• [Requirement] Below is a listing; copy all of it exactly.

[Begin]

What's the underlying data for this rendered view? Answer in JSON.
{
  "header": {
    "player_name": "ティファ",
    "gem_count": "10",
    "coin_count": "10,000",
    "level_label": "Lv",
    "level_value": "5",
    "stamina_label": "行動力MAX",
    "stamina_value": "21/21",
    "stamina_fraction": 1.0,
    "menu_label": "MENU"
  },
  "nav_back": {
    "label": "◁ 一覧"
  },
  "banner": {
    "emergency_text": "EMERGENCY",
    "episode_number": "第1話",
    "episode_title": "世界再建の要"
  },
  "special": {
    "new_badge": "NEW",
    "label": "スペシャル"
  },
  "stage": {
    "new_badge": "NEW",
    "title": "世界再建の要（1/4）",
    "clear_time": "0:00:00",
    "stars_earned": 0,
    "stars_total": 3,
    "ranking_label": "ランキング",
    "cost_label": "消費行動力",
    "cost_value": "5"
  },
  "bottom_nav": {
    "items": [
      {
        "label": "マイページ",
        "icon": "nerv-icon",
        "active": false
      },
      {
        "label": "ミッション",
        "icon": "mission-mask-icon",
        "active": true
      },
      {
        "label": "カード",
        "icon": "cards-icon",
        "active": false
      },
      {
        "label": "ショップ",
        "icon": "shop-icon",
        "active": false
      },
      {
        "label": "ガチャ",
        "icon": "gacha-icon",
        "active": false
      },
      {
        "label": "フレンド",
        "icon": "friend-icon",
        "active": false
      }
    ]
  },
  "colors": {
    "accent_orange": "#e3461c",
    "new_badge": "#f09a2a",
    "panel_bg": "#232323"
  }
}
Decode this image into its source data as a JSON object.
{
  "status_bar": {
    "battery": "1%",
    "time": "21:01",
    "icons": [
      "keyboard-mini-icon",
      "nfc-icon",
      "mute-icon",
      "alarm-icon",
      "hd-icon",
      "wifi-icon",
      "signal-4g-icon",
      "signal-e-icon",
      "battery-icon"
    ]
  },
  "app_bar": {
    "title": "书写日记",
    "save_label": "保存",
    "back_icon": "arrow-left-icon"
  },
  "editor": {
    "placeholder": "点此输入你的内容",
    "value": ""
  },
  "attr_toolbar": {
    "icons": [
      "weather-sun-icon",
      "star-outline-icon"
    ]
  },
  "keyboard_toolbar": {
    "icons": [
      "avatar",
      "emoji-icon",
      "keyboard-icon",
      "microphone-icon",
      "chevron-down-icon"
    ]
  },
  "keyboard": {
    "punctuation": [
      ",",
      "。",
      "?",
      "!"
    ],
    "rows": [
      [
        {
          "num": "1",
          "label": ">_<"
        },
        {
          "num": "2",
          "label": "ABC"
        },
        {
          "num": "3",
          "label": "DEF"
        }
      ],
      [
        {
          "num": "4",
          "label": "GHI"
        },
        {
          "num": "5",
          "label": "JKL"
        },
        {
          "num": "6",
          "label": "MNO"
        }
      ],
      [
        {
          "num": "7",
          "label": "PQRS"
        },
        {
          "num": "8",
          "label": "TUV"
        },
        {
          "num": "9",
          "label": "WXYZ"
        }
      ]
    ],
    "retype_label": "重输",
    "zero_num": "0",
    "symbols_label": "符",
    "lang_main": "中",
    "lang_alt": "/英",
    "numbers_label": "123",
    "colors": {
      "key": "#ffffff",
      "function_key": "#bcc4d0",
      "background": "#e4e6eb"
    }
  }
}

[End]

• [Task result]
What's the underlying data for this rendered view? Answer in JSON.
{
  "header": {
    "player_name": "ティファ",
    "gem_count": "10",
    "coin_count": "10,000",
    "level_label": "Lv",
    "level_value": "5",
    "stamina_label": "行動力MAX",
    "stamina_value": "21/21",
    "stamina_fraction": 1.0,
    "menu_label": "MENU"
  },
  "nav_back": {
    "label": "◁ 一覧"
  },
  "banner": {
    "emergency_text": "EMERGENCY",
    "episode_number": "第1話",
    "episode_title": "世界再建の要"
  },
  "special": {
    "new_badge": "NEW",
    "label": "スペシャル"
  },
  "stage": {
    "new_badge": "NEW",
    "title": "世界再建の要（1/4）",
    "clear_time": "0:00:00",
    "stars_earned": 0,
    "stars_total": 3,
    "ranking_label": "ランキング",
    "cost_label": "消費行動力",
    "cost_value": "5"
  },
  "bottom_nav": {
    "items": [
      {
        "label": "マイページ",
        "icon": "nerv-icon",
        "active": false
      },
      {
        "label": "ミッション",
        "icon": "mission-mask-icon",
        "active": true
      },
      {
        "label": "カード",
        "icon": "cards-icon",
        "active": false
      },
      {
        "label": "ショップ",
        "icon": "shop-icon",
        "active": false
      },
      {
        "label": "ガチャ",
        "icon": "gacha-icon",
        "active": false
      },
      {
        "label": "フレンド",
        "icon": "friend-icon",
        "active": false
      }
    ]
  },
  "colors": {
    "accent_orange": "#e3461c",
    "new_badge": "#f09a2a",
    "panel_bg": "#232323"
  }
}
Decode this image into its source data as a JSON object.
{
  "status_bar": {
    "battery": "1%",
    "time": "21:01",
    "icons": [
      "keyboard-mini-icon",
      "nfc-icon",
      "mute-icon",
      "alarm-icon",
      "hd-icon",
      "wifi-icon",
      "signal-4g-icon",
      "signal-e-icon",
      "battery-icon"
    ]
  },
  "app_bar": {
    "title": "书写日记",
    "save_label": "保存",
    "back_icon": "arrow-left-icon"
  },
  "editor": {
    "placeholder": "点此输入你的内容",
    "value": ""
  },
  "attr_toolbar": {
    "icons": [
      "weather-sun-icon",
      "star-outline-icon"
    ]
  },
  "keyboard_toolbar": {
    "icons": [
      "avatar",
      "emoji-icon",
      "keyboard-icon",
      "microphone-icon",
      "chevron-down-icon"
    ]
  },
  "keyboard": {
    "punctuation": [
      ",",
      "。",
      "?",
      "!"
    ],
    "rows": [
      [
        {
          "num": "1",
          "label": ">_<"
        },
        {
          "num": "2",
          "label": "ABC"
        },
        {
          "num": "3",
          "label": "DEF"
        }
      ],
      [
        {
          "num": "4",
          "label": "GHI"
        },
        {
          "num": "5",
          "label": "JKL"
        },
        {
          "num": "6",
          "label": "MNO"
        }
      ],
      [
        {
          "num": "7",
          "label": "PQRS"
        },
        {
          "num": "8",
          "label": "TUV"
        },
        {
          "num": "9",
          "label": "WXYZ"
        }
      ]
    ],
    "retype_label": "重输",
    "zero_num": "0",
    "symbols_label": "符",
    "lang_main": "中",
    "lang_alt": "/英",
    "numbers_label": "123",
    "colors": {
      "key": "#ffffff",
      "function_key": "#bcc4d0",
      "background": "#e4e6eb"
    }
  }
}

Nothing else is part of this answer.